• _What needs to be done_
Reproduce all entries precisely, down to the last character.

• _Supplied records_
------------------------------
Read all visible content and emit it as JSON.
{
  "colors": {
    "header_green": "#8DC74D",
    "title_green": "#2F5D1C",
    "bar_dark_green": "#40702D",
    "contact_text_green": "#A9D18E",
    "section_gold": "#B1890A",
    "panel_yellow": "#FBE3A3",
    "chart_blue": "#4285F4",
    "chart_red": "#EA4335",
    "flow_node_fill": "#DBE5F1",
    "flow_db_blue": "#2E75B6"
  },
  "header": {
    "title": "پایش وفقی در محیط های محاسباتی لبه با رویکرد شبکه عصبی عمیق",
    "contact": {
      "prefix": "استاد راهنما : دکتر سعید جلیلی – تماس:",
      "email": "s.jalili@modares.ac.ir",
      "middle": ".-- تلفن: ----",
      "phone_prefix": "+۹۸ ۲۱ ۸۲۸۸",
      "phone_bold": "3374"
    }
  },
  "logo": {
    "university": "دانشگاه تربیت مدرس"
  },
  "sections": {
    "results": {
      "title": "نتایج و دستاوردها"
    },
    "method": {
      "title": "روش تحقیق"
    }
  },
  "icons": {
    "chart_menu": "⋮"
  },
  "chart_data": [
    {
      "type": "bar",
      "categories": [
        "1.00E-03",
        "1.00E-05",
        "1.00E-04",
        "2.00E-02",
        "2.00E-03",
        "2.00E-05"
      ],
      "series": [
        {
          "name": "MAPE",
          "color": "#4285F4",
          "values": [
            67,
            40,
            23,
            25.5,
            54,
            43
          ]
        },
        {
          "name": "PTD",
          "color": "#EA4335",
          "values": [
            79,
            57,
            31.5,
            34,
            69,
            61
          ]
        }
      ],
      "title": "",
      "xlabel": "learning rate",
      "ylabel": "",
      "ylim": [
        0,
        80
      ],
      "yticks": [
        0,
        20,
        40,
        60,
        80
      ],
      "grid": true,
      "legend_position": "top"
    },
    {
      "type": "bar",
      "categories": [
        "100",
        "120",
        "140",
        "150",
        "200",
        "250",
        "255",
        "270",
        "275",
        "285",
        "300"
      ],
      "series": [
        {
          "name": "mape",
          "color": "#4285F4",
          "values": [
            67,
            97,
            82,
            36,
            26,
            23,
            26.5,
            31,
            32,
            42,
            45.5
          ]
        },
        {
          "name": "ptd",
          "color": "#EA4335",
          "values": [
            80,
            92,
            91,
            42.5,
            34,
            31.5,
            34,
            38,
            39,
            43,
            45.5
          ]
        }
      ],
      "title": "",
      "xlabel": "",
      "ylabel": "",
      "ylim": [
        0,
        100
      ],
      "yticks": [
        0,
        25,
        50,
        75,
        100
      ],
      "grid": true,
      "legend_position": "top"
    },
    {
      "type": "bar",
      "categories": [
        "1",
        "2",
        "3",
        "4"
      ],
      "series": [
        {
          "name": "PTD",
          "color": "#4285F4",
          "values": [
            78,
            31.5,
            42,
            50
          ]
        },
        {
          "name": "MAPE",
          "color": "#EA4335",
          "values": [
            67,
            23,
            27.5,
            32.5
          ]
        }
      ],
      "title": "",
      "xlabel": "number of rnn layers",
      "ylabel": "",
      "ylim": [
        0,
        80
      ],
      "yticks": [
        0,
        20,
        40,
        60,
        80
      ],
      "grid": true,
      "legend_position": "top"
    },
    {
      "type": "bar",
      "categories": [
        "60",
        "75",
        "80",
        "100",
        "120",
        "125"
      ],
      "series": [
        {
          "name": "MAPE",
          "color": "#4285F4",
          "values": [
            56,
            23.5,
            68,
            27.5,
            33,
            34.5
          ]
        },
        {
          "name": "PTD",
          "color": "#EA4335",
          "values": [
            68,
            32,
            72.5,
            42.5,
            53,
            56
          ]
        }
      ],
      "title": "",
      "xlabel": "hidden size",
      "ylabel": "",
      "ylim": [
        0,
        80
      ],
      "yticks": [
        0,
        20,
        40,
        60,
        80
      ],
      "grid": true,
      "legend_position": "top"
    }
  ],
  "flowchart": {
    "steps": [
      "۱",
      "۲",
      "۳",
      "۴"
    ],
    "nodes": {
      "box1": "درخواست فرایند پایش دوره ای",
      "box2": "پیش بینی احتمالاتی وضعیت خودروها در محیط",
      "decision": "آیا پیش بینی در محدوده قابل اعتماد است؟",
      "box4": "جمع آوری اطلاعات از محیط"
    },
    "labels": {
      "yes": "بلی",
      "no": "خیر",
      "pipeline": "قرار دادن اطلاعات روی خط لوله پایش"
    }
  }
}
------------------------------
• _Exercise result_
Read all visible content and emit it as JSON.
{
  "colors": {
    "header_green": "#8DC74D",
    "title_green": "#2F5D1C",
    "bar_dark_green": "#40702D",
    "contact_text_green": "#A9D18E",
    "section_gold": "#B1890A",
    "panel_yellow": "#FBE3A3",
    "chart_blue": "#4285F4",
    "chart_red": "#EA4335",
    "flow_node_fill": "#DBE5F1",
    "flow_db_blue": "#2E75B6"
  },
  "header": {
    "title": "پایش وفقی در محیط های محاسباتی لبه با رویکرد شبکه عصبی عمیق",
    "contact": {
      "prefix": "استاد راهنما : دکتر سعید جلیلی – تماس:",
      "email": "s.jalili@modares.ac.ir",
      "middle": ".-- تلفن: ----",
      "phone_prefix": "+۹۸ ۲۱ ۸۲۸۸",
      "phone_bold": "3374"
    }
  },
  "logo": {
    "university": "دانشگاه تربیت مدرس"
  },
  "sections": {
    "results": {
      "title": "نتایج و دستاوردها"
    },
    "method": {
      "title": "روش تحقیق"
    }
  },
  "icons": {
    "chart_menu": "⋮"
  },
  "chart_data": [
    {
      "type": "bar",
      "categories": [
        "1.00E-03",
        "1.00E-05",
        "1.00E-04",
        "2.00E-02",
        "2.00E-03",
        "2.00E-05"
      ],
      "series": [
        {
          "name": "MAPE",
          "color": "#4285F4",
          "values": [
            67,
            40,
            23,
            25.5,
            54,
            43
          ]
        },
        {
          "name": "PTD",
          "color": "#EA4335",
          "values": [
            79,
            57,
            31.5,
            34,
            69,
            61
          ]
        }
      ],
      "title": "",
      "xlabel": "learning rate",
      "ylabel": "",
      "ylim": [
        0,
        80
      ],
      "yticks": [
        0,
        20,
        40,
        60,
        80
      ],
      "grid": true,
      "legend_position": "top"
    },
    {
      "type": "bar",
      "categories": [
        "100",
        "120",
        "140",
        "150",
        "200",
        "250",
        "255",
        "270",
        "275",
        "285",
        "300"
      ],
      "series": [
        {
          "name": "mape",
          "color": "#4285F4",
          "values": [
            67,
            97,
            82,
            36,
            26,
            23,
            26.5,
            31,
            32,
            42,
            45.5
          ]
        },
        {
          "name": "ptd",
          "color": "#EA4335",
          "values": [
            80,
            92,
            91,
            42.5,
            34,
            31.5,
            34,
            38,
            39,
            43,
            45.5
          ]
        }
      ],
      "title": "",
      "xlabel": "",
      "ylabel": "",
      "ylim": [
        0,
        100
      ],
      "yticks": [
        0,
        25,
        50,
        75,
        100
      ],
      "grid": true,
      "legend_position": "top"
    },
    {
      "type": "bar",
      "categories": [
        "1",
        "2",
        "3",
        "4"
      ],
      "series": [
        {
          "name": "PTD",
          "color": "#4285F4",
          "values": [
            78,
            31.5,
            42,
            50
          ]
        },
        {
          "name": "MAPE",
          "color": "#EA4335",
          "values": [
            67,
            23,
            27.5,
            32.5
          ]
        }
      ],
      "title": "",
      "xlabel": "number of rnn layers",
      "ylabel": "",
      "ylim": [
        0,
        80
      ],
      "yticks": [
        0,
        20,
        40,
        60,
        80
      ],
      "grid": true,
      "legend_position": "top"
    },
    {
      "type": "bar",
      "categories": [
        "60",
        "75",
        "80",
        "100",
        "120",
        "125"
      ],
      "series": [
        {
          "name": "MAPE",
          "color": "#4285F4",
          "values": [
            56,
            23.5,
            68,
            27.5,
            33,
            34.5
          ]
        },
        {
          "name": "PTD",
          "color": "#EA4335",
          "values": [
            68,
            32,
            72.5,
            42.5,
            53,
            56
          ]
        }
      ],
      "title": "",
      "xlabel": "hidden size",
      "ylabel": "",
      "ylim": [
        0,
        80
      ],
      "yticks": [
        0,
        20,
        40,
        60,
        80
      ],
      "grid": true,
      "legend_position": "top"
    }
  ],
  "flowchart": {
    "steps": [
      "۱",
      "۲",
      "۳",
      "۴"
    ],
    "nodes": {
      "box1": "درخواست فرایند پایش دوره ای",
      "box2": "پیش بینی احتمالاتی وضعیت خودروها در محیط",
      "decision": "آیا پیش بینی در محدوده قابل اعتماد است؟",
      "box4": "جمع آوری اطلاعات از محیط"
    },
    "labels": {
      "yes": "بلی",
      "no": "خیر",
      "pipeline": "قرار دادن اطلاعات روی خط لوله پایش"
    }
  }
}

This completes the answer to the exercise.